▶ _Source extract_

_ _ _

Energy

The struggles of the offshore wind industry


“Today is a good day,” declares Graeme Watters, as he watches the 114 turbines at the giant Seagreen wind farm rotate. It is mid-October, and the project that began off Scotland’s east coast almost 14 years before is now fully operational. 

Seagreen, a joint venture between French group Total Energies and SSE Renewables, a division of energy group SSE, is Scotland’s biggest wind farm. It can generate electricity to power 1.6mn homes and potentially displace around 2mn tonnes of carbon dioxide emissions from fossil fuel generation each year to help tackle global warming.

But while the full commissioning of the project marks a good day for Watters, a former Coastguard watch manager who now works as SSE’s lead marine co-ordinator for the £3bn project, it has been a more difficult year for the offshore wind industry as a whole. 

A surge in financing costs due to rising interest rates, along with higher prices for many of the materials that go into today’s giant turbines, have led some developers to back out of power sales or subsidy deals covering certain projects, mainly in the US and the UK, and put others under pressure. 

“Offshore wind projects around the world have faced a triple whammy of high supply chain inflation, rising interest rates and a reluctance on the part of governments to adjust auction parameters to respond to these new market conditions as they prioritise keeping costs to consumers down,” says Simon Virley, UK head of energy at KPMG.

The industry has developed rapidly since the world’s first offshore wind farm was built off the coast of Denmark in 1991, with 11 turbines capable of powering a mere 2,200 homes. Today’s farms can power millions of homes, while increases in turbine sizes and ultra-low interest rates helped push overall costs of construction and operation down 60 per cent between 2010 and 2021, according to the International Renewable Energy Agency. 

Wind-powered generation is key to governments’ plans to cut CO₂ emissions. In the UK, the world’s second-largest market, offshore wind generates around 13 per cent of the country’s power. Globally the industry is still a minnow, accounting for about 0.8 per cent of electricity output in 2022. 

That will need to grow as the world tries to limit global warming by replacing coal, oil and gas-fired power plants with renewable alternatives. The International Energy Agency and Irena believe offshore wind capacity will need to rise above 2,000GW by 2050, compared to almost 70GW globally today.

_ _ _

▶ _Dataset entries_
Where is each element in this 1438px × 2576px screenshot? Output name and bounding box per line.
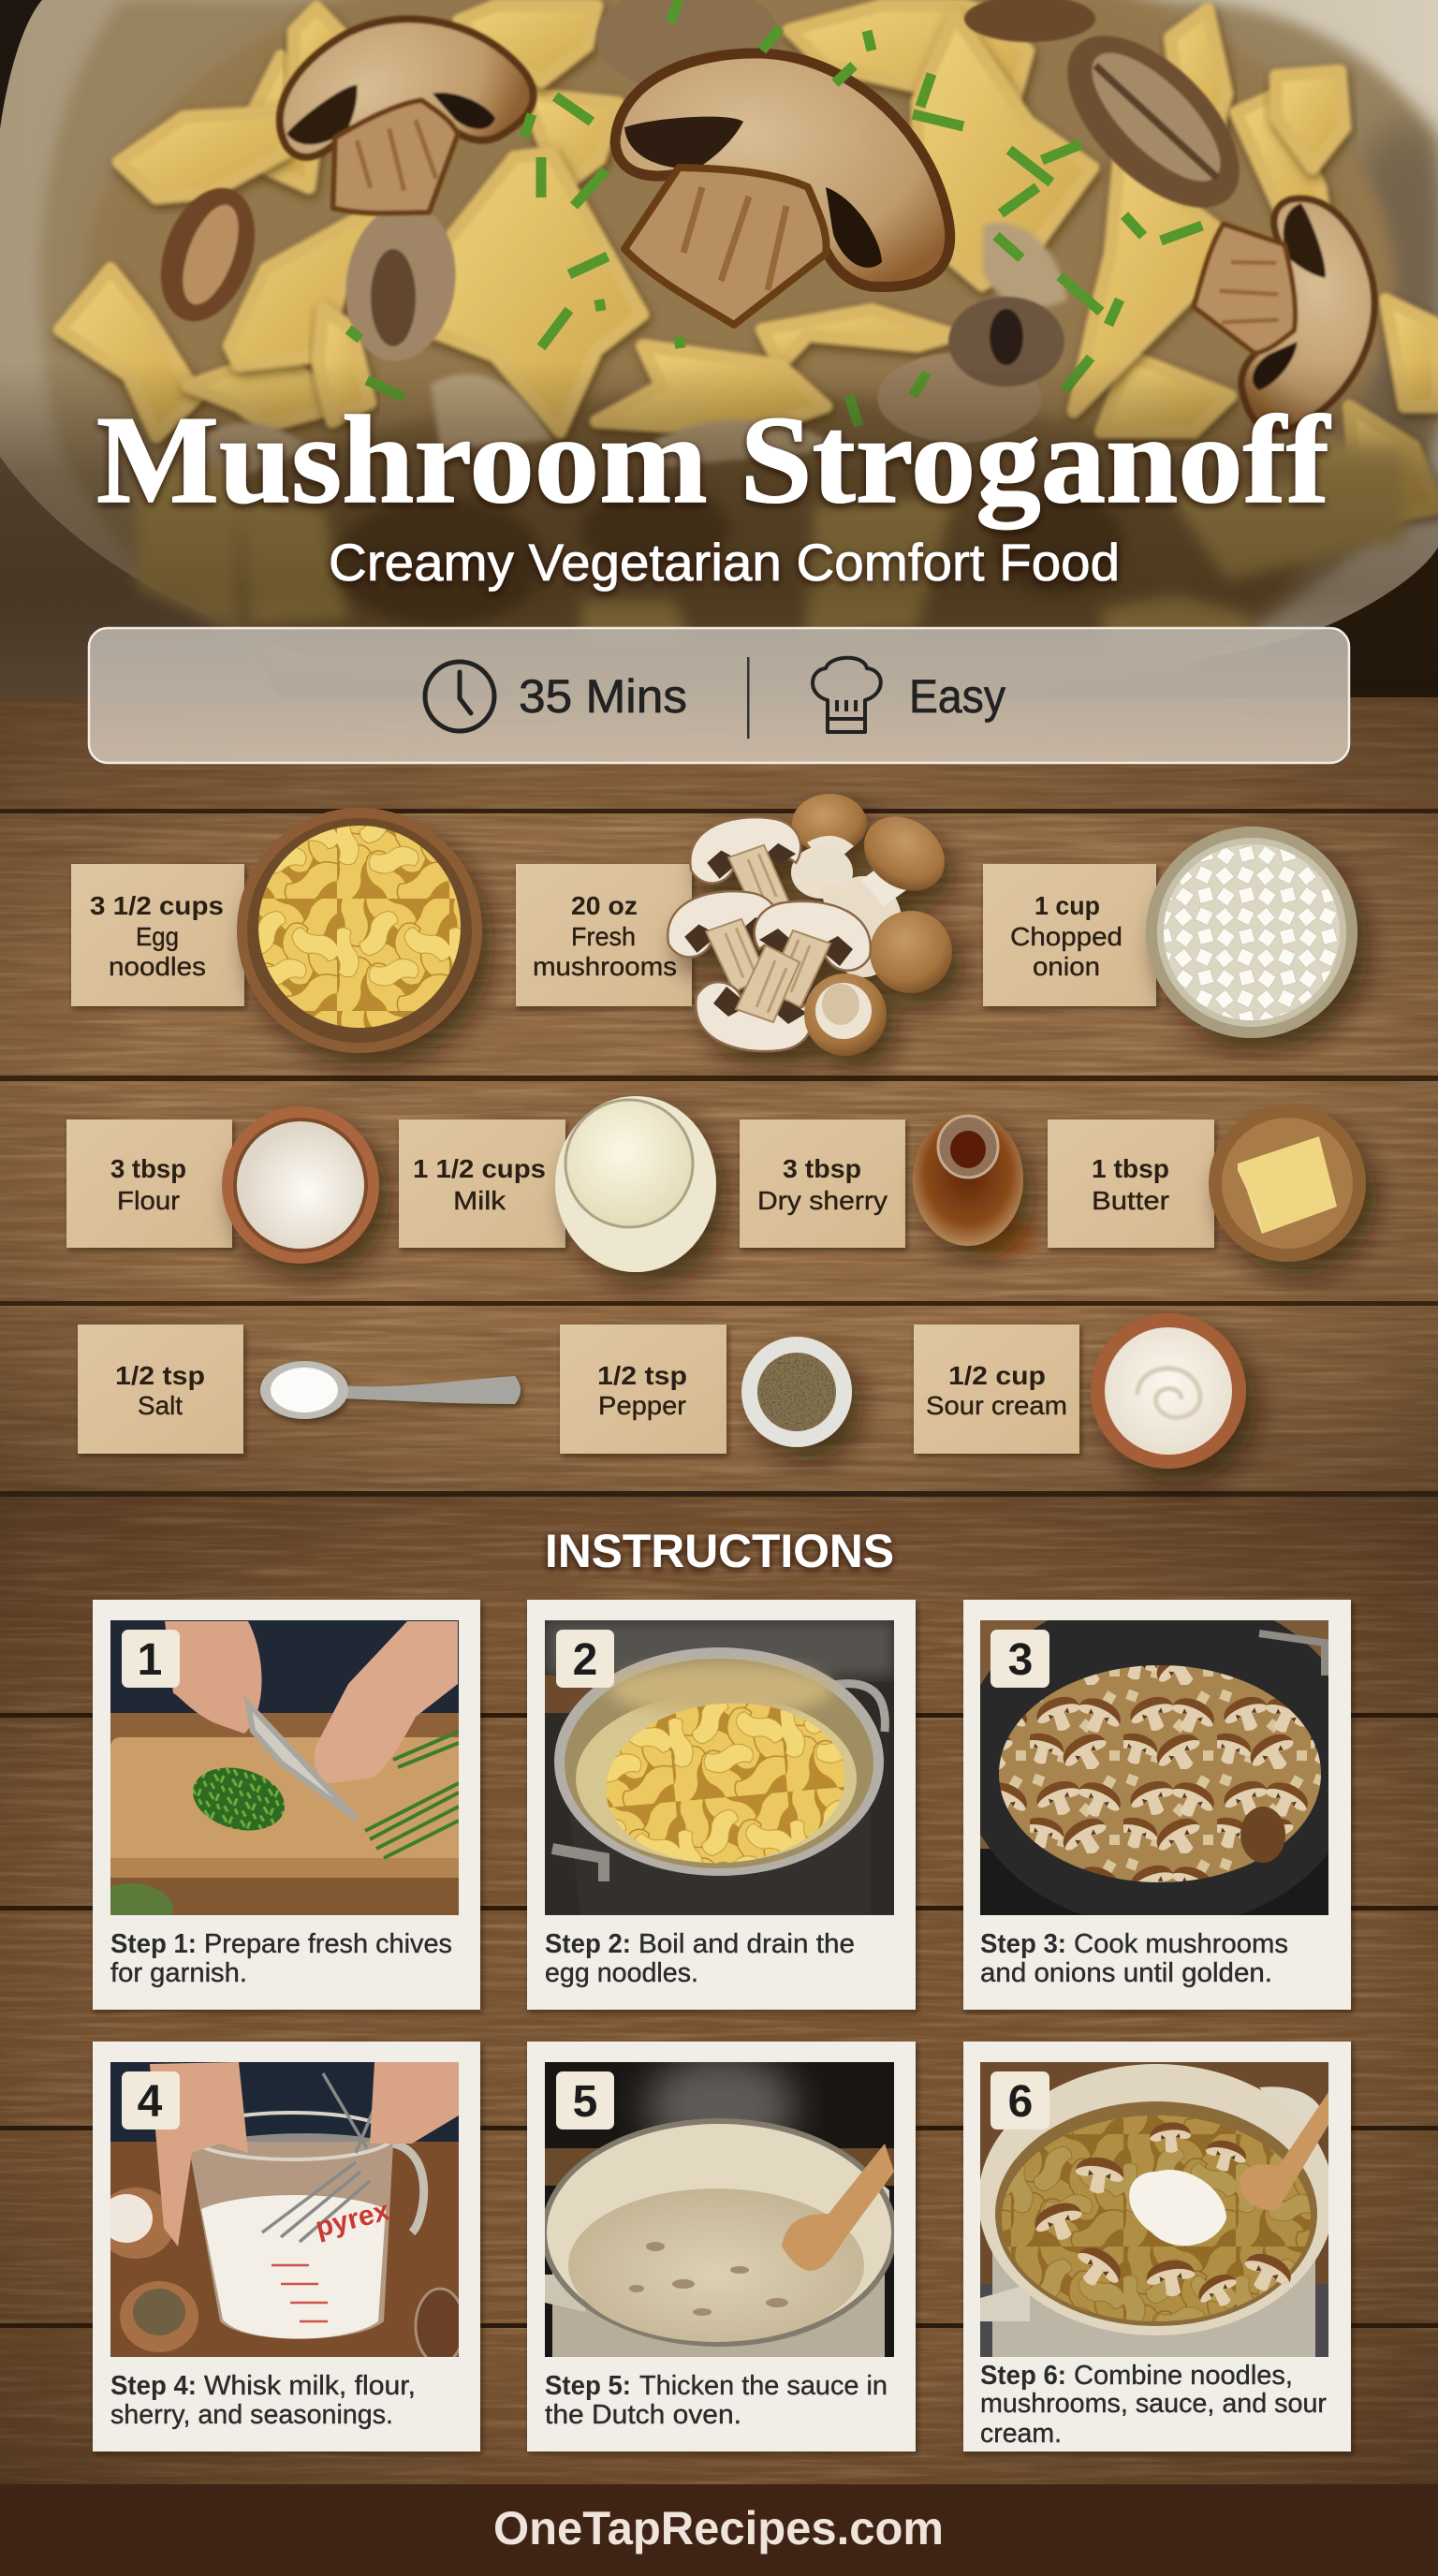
icon: milk jar: [555, 1096, 716, 1272]
ingredient: dry sherry: Dry sherry: [757, 1186, 888, 1215]
ingredient: pepper: [560, 1325, 852, 1454]
step 5 card: [527, 2042, 916, 2452]
step 3 text: and onions until golden.: [980, 1958, 1272, 1988]
icon: butter dish: [1209, 1105, 1366, 1262]
step 5 text: Thicken the sauce in: [639, 2371, 888, 2401]
ingredient: egg noodles: 3 1/2 cups: [90, 891, 224, 920]
ingredient: egg noodles: [71, 808, 482, 1053]
ingredient: salt: [78, 1325, 521, 1454]
hero sauce highlights: [197, 223, 1067, 487]
hero noodles: [60, 6, 1438, 522]
step 4 text: sherry, and seasonings.: [110, 2400, 393, 2430]
icon: sherry bottle: [913, 1113, 1034, 1256]
icon: chef hat: [813, 658, 881, 732]
badge 5: 5: [573, 2077, 597, 2127]
ingredient: chopped onion: 1 cup: [1034, 891, 1100, 920]
step 2 card: [527, 1600, 916, 2010]
ingredient: butter: 1 tbsp: [1092, 1154, 1169, 1183]
badge 6: [990, 2071, 1049, 2130]
ingredient: chopped onion: onion: [1033, 952, 1100, 981]
hero food photo: [0, 0, 1438, 711]
step 2 photo: [545, 1620, 894, 1915]
badge 4: 4: [138, 2077, 163, 2127]
badge 4: [122, 2071, 180, 2130]
step 6 text: mushrooms, sauce, and sour: [980, 2389, 1327, 2419]
step 3 card: [960, 1591, 1362, 2010]
ingredient: milk: [399, 1096, 716, 1272]
ingredient: fresh mushrooms: Fresh: [571, 922, 636, 951]
ingredient: sour cream: [914, 1313, 1246, 1469]
step 2 text: egg noodles.: [545, 1958, 698, 1988]
step 6 card: [963, 2042, 1351, 2452]
footer site name: OneTapRecipes.com: [493, 2502, 944, 2554]
step 6 text: Combine noodles,: [1074, 2361, 1293, 2391]
step 2 text: Step 2:: [545, 1929, 631, 1959]
divider: [747, 657, 749, 739]
step 2 text: Boil and drain the: [638, 1929, 855, 1959]
icon: clock: [425, 662, 494, 731]
time label: 35 Mins: [519, 670, 687, 723]
footer bar: [0, 2484, 1438, 2576]
step 1 text: for garnish.: [110, 1958, 247, 1988]
ingredient: dry sherry: 3 tbsp: [783, 1154, 861, 1183]
ingredient: flour: 3 tbsp: [110, 1154, 186, 1183]
ingredient: sour cream: 1/2 cup: [948, 1361, 1046, 1390]
hero chives: [348, 0, 1202, 426]
ingredient: sour cream: Sour cream: [926, 1391, 1067, 1420]
step 4 photo: [96, 2062, 464, 2364]
ingredient: fresh mushrooms: 20 oz: [571, 891, 638, 920]
badge 1: [122, 1630, 180, 1688]
wood background: ingredients: [0, 697, 1438, 1493]
ingredient: salt: Salt: [138, 1391, 183, 1420]
step 6 photo: [978, 2062, 1334, 2357]
icon: onion bowl: [1146, 827, 1357, 1038]
icon: sour cream bowl: [1091, 1313, 1246, 1469]
step 1 photo: [110, 1620, 459, 1915]
ingredient: egg noodles: noodles: [109, 952, 206, 981]
ingredient: flour: [66, 1106, 379, 1264]
ingredient: butter: Butter: [1092, 1186, 1169, 1215]
icon: pepper bowl: [741, 1337, 852, 1447]
difficulty label: Easy: [909, 670, 1005, 723]
ingredient: milk: Milk: [453, 1186, 506, 1215]
ingredient: fresh mushrooms: mushrooms: [533, 952, 677, 981]
icon: spoon of salt: [260, 1361, 521, 1419]
hero blurred lower noodles: [132, 437, 1411, 627]
wood background: instructions: [0, 1491, 1438, 2485]
ingredient: salt: 1/2 tsp: [115, 1361, 205, 1390]
step 1 text: Prepare fresh chives: [204, 1929, 452, 1959]
step 5 text: the Dutch oven.: [545, 2400, 741, 2430]
hero main mushroom: [615, 53, 950, 325]
subtitle: Creamy Vegetarian Comfort Food: [329, 533, 1120, 592]
ingredient: dry sherry: [740, 1113, 1034, 1256]
step 3 text: [980, 1929, 1288, 1988]
step 1 text: Step 1:: [110, 1929, 197, 1959]
title: Mushroom Stroganoff: [96, 390, 1330, 530]
step 3 text: Cook mushrooms: [1074, 1929, 1288, 1959]
badge 2: 2: [573, 1635, 597, 1685]
step 4 card: [93, 2042, 480, 2452]
badge 3: 3: [1008, 1635, 1033, 1685]
step 4 text: [110, 2371, 416, 2430]
ingredient: chopped onion: Chopped: [1010, 922, 1123, 951]
step 4 photo: pyrex: [313, 2195, 393, 2244]
step 1 card: [89, 1600, 480, 2010]
step 4 text: Whisk milk, flour,: [204, 2371, 416, 2401]
ingredient: fresh mushrooms: [516, 794, 959, 1056]
step 6 text: Step 6:: [980, 2361, 1066, 2391]
hero mushroom side pieces: [143, 0, 1403, 445]
step 5 photo: [541, 2055, 897, 2357]
ingredient: milk: 1 1/2 cups: [413, 1154, 546, 1183]
step 5 text: Step 5:: [545, 2371, 631, 2401]
icon: mushroom cluster: [668, 794, 959, 1056]
badge 6: 6: [1008, 2077, 1033, 2127]
instructions heading: INSTRUCTIONS: [545, 1525, 894, 1577]
step 2 text: [545, 1929, 855, 1988]
step 1 text: [110, 1929, 452, 1988]
step 4 text: Step 4:: [110, 2371, 197, 2401]
step 6 text: cream.: [980, 2419, 1062, 2449]
ingredient: butter: [1048, 1105, 1366, 1262]
badge 1: 1: [138, 1635, 162, 1685]
badge 5: [556, 2071, 614, 2130]
ingredient: flour: Flour: [117, 1186, 180, 1215]
icon: noodle bowl: [237, 808, 482, 1053]
ingredient: egg noodles: Egg: [136, 922, 179, 951]
step 5 text: [545, 2371, 888, 2430]
ingredient: chopped onion: [983, 827, 1357, 1038]
info panel: [89, 628, 1349, 763]
ingredient: pepper: 1/2 tsp: [597, 1361, 687, 1390]
step 3 photo: [960, 1591, 1362, 1928]
icon: flour bowl: [222, 1106, 379, 1264]
step 6 text: [980, 2361, 1327, 2449]
badge 2: [556, 1630, 614, 1688]
badge 3: [990, 1630, 1049, 1688]
ingredient: pepper: Pepper: [598, 1391, 686, 1420]
step 3 text: Step 3:: [980, 1929, 1066, 1959]
hero dark mushrooms blurred: [337, 487, 1123, 627]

_ _ _

▶ _To do_
**1)** According to the offshore wind article, how many turbines does the Seagreen wind farm have?
**2)** Condense the paragraph of the offshore wind article that begins "The industry has developed rapidly" into a short bulleted list that keeps its main facts.
**3)** Reproduce the offshore wind article word for word from "Wind-powered generation is" to "output in 2022.".

▶ _Set of answers_
**1)** 114

**2)**
- The world's first offshore wind farm was built off Denmark in 1991. It had 11 turbines able to power 2,200 homes.
- Today's farms can power millions of homes.
- Larger turbines and ultra-low interest rates helped cut overall construction and operation costs by 60 percent between 2010 and 2021, according to the International Renewable Energy Agency.

**3)**
Wind-powered generation is key to governments’ plans to cut CO₂ emissions. In the UK, the world’s second-largest market, offshore wind generates around 13 per cent of the country’s power. Globally the industry is still a minnow, accounting for about 0.8 per cent of electricity output in 2022.